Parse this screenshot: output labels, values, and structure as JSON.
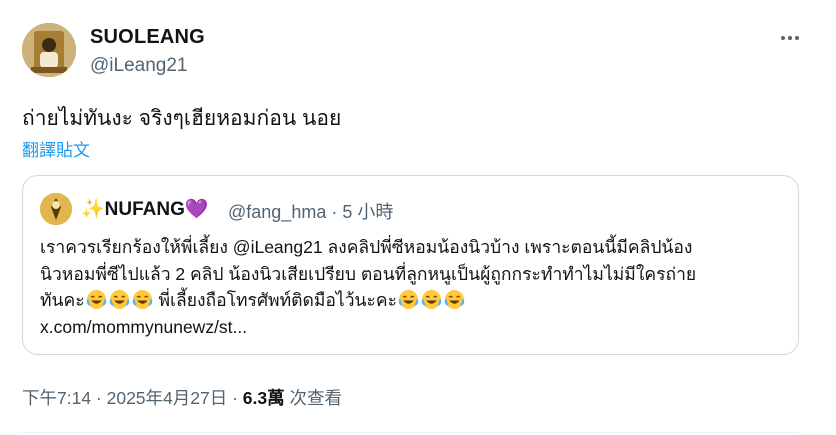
{
  "author": {
    "name": "SUOLEANG",
    "handle": "@iLeang21"
  },
  "tweet": {
    "text": "ถ่ายไม่ทันงะ จริงๆเฮียหอมก่อน นอย",
    "translate_label": "翻譯貼文"
  },
  "quote": {
    "name_prefix": "✨",
    "name": "NUFANG",
    "name_suffix": "💜",
    "handle_time": "@fang_hma · 5 小時",
    "line1": "เราควรเรียกร้องให้พี่เลี้ยง @iLeang21  ลงคลิปพี่ซีหอมน้องนิวบ้าง เพราะตอนนี้มีคลิปน้อง",
    "line2": "นิวหอมพี่ซีไปแล้ว 2 คลิป น้องนิวเสียเปรียบ ตอนที่ลูกหนูเป็นผู้ถูกกระทำทำไมไม่มีใครถ่าย",
    "line3_a": "ทันคะ",
    "line3_b": " พี่เลี้ยงถือโทรศัพท์ติดมือไว้นะคะ",
    "link": "x.com/mommynunewz/st..."
  },
  "meta": {
    "time_date": "下午7:14 · 2025年4月27日 · ",
    "views_count": "6.3萬",
    "views_label": " 次查看"
  },
  "icons": {
    "more": "more-horizontal-icon",
    "emoji": "face-with-tears-of-joy"
  },
  "colors": {
    "link": "#1d9bf0",
    "secondary_text": "#536471",
    "border": "#cfd9de"
  }
}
※ ※ ※
_Goal of the exercise_. Copy the material shown above in full and exactly. Skip the pictures.

_Completed exercise_.
Parse this screenshot: output labels, values, and structure as JSON.
{
  "author": {
    "name": "SUOLEANG",
    "handle": "@iLeang21"
  },
  "tweet": {
    "text": "ถ่ายไม่ทันงะ จริงๆเฮียหอมก่อน นอย",
    "translate_label": "翻譯貼文"
  },
  "quote": {
    "name_prefix": "✨",
    "name": "NUFANG",
    "name_suffix": "💜",
    "handle_time": "@fang_hma · 5 小時",
    "line1": "เราควรเรียกร้องให้พี่เลี้ยง @iLeang21  ลงคลิปพี่ซีหอมน้องนิวบ้าง เพราะตอนนี้มีคลิปน้อง",
    "line2": "นิวหอมพี่ซีไปแล้ว 2 คลิป น้องนิวเสียเปรียบ ตอนที่ลูกหนูเป็นผู้ถูกกระทำทำไมไม่มีใครถ่าย",
    "line3_a": "ทันคะ",
    "line3_b": " พี่เลี้ยงถือโทรศัพท์ติดมือไว้นะคะ",
    "link": "x.com/mommynunewz/st..."
  },
  "meta": {
    "time_date": "下午7:14 · 2025年4月27日 · ",
    "views_count": "6.3萬",
    "views_label": " 次查看"
  },
  "icons": {
    "more": "more-horizontal-icon",
    "emoji": "face-with-tears-of-joy"
  },
  "colors": {
    "link": "#1d9bf0",
    "secondary_text": "#536471",
    "border": "#cfd9de"
  }
}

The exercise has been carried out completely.